══ Estratto del documento ══

“Usavano rifiuti tossici per fare cemento scadente i dirigenti Enel sapevano” Sequestrati a Brindisi la centrale a carbone, i siti dell’Ilva e mezzo miliardo di ingiusti profitti. Trentuno gli indagati

29/9/2017
GIULIANO FOSCHINI
INVIATO di Repubblica da LECCE.
Enel produceva, nella centrale di Cerano in provincia di Brindisi, ceneri inquinanti. E invece che smaltirle come tali le rivendeva a basso prezzo alla Cementir di Taranto. Che, per risparmiare a sua volta, acquistava anche loppa (uno scarto dell’altoforno) dall’Ilva di Taranto, una sostanza che — dicono i magistrati — non avrebbe potuto essere venduta. Non così, perlomeno. Risultato: Enel, Cementir e Ilva hanno guadagnato illecitamente decine di milioni di euro, più di mezzo miliardo secondo la procura di Lecce. E in tutta Italia, a questo punto, potrebbe esserci cemento scadente. È a questo punto che è arrivata la procura di Lecce in un’inchiesta (31 indagati, impianti sequestrati seppur con facoltà d’uso, sequestro di 523 milioni per ingiusto profitto) sul traffico illecito di rifiuti che ha messo nel mezzo tre grandi aziende italiane (Enel, Cementir e Ilva, per l’appunto) accusandole, in sostanza, di comportarsi come i più spregiudicati imprenditori: in nome del profitto, senza considerare ambiente e sicurezza.

═══

Attività richieste |
a) Secondo l'articolo sull'inchiesta della procura di Lecce, a quale azienda Enel rivendeva le ceneri prodotte nella centrale di Cerano?
b) In base all'articolo sull'inchiesta della procura di Lecce, spieghi perché la Cementir acquistava anche la loppa dall'Ilva di Taranto.
I record non hanno alcun legame con l'articolo.

══ Dati forniti ══

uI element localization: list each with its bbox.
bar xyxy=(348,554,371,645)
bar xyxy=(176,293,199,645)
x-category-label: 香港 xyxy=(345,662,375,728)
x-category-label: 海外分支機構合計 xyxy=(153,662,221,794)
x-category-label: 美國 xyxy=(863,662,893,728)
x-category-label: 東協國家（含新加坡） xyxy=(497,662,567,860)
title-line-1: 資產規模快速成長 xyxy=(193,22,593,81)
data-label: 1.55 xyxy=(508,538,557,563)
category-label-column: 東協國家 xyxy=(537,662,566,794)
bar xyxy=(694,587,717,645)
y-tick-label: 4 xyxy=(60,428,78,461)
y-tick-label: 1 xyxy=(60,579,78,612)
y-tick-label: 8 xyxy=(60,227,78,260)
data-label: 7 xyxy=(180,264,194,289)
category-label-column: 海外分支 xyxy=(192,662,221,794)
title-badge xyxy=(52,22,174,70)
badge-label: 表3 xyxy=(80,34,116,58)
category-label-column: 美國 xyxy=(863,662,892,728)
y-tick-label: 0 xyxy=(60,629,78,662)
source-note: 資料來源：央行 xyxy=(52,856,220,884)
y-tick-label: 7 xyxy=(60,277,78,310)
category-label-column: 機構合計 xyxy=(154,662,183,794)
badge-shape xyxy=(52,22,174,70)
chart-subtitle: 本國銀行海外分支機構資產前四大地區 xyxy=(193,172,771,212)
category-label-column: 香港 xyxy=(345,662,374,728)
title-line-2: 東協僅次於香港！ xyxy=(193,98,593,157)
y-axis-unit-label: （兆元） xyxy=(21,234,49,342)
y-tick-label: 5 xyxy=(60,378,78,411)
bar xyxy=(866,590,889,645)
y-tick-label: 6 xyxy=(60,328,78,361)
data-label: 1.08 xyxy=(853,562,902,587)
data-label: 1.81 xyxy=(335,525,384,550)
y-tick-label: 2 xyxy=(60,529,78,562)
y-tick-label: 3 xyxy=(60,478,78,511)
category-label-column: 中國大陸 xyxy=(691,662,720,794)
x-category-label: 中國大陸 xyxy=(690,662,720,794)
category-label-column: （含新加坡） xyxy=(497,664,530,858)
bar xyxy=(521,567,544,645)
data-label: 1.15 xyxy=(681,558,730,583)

═══

Soluzioni |
a) Alla Cementir di Taranto, a basso prezzo.

b) La Cementir acquistava la loppa, uno scarto dell'altoforno dell'Ilva di Taranto, per risparmiare a sua volta. Secondo i magistrati, quella sostanza non avrebbe potuto essere venduta, almeno non in quel modo.